Pull out every line of the listing below where "name" appears.
[BEGIN Entries provided]
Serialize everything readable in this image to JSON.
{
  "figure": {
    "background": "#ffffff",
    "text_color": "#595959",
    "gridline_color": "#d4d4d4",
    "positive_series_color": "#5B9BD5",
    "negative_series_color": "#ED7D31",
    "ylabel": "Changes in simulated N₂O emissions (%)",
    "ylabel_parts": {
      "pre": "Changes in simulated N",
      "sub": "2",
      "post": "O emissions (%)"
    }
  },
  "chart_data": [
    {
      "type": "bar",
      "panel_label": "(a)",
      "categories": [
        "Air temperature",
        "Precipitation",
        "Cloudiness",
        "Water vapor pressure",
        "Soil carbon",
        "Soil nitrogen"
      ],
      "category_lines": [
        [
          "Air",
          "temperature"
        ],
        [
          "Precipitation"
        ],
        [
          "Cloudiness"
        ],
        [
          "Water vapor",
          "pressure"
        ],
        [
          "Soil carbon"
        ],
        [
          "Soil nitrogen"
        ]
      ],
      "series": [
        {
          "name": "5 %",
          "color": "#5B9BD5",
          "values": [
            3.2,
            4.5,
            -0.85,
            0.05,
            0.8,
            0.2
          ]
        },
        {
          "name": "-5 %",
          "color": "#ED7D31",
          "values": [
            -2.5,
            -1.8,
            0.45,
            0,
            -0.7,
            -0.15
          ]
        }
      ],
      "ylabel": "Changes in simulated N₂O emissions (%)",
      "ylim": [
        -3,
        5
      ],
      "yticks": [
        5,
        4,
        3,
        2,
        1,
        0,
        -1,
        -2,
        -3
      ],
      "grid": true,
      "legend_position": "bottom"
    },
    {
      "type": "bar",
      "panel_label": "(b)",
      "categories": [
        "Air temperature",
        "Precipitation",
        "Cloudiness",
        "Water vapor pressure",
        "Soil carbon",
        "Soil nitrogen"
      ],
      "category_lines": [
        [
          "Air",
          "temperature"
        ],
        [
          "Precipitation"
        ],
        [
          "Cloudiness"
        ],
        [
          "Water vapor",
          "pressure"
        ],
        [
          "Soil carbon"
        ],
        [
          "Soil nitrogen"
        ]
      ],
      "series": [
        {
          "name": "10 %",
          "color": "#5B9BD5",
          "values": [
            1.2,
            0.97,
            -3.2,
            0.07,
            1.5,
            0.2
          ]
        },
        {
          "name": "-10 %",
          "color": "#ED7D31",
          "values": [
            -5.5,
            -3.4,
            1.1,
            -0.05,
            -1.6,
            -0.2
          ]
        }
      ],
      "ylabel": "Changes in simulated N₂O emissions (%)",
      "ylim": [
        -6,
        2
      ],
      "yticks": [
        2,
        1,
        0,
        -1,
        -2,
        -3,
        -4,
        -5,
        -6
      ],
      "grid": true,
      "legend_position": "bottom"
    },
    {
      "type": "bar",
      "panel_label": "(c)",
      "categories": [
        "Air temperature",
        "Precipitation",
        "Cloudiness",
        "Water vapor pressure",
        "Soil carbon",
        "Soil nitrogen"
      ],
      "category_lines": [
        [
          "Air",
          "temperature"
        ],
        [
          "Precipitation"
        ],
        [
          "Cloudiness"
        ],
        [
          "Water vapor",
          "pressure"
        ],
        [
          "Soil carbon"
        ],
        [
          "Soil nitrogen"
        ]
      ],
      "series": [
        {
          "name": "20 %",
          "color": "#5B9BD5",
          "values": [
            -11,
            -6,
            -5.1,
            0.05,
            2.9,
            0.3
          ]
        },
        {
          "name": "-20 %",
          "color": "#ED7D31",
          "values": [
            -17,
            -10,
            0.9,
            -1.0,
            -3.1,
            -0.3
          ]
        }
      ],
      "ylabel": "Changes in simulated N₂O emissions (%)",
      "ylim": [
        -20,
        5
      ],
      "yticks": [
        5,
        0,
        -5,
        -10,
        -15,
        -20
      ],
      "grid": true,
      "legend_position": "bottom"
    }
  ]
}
[END Entries provided]
→ **Complete output**:
          "name": "5 %",
          "name": "-5 %",
          "name": "10 %",
          "name": "-10 %",
          "name": "20 %",
          "name": "-20 %",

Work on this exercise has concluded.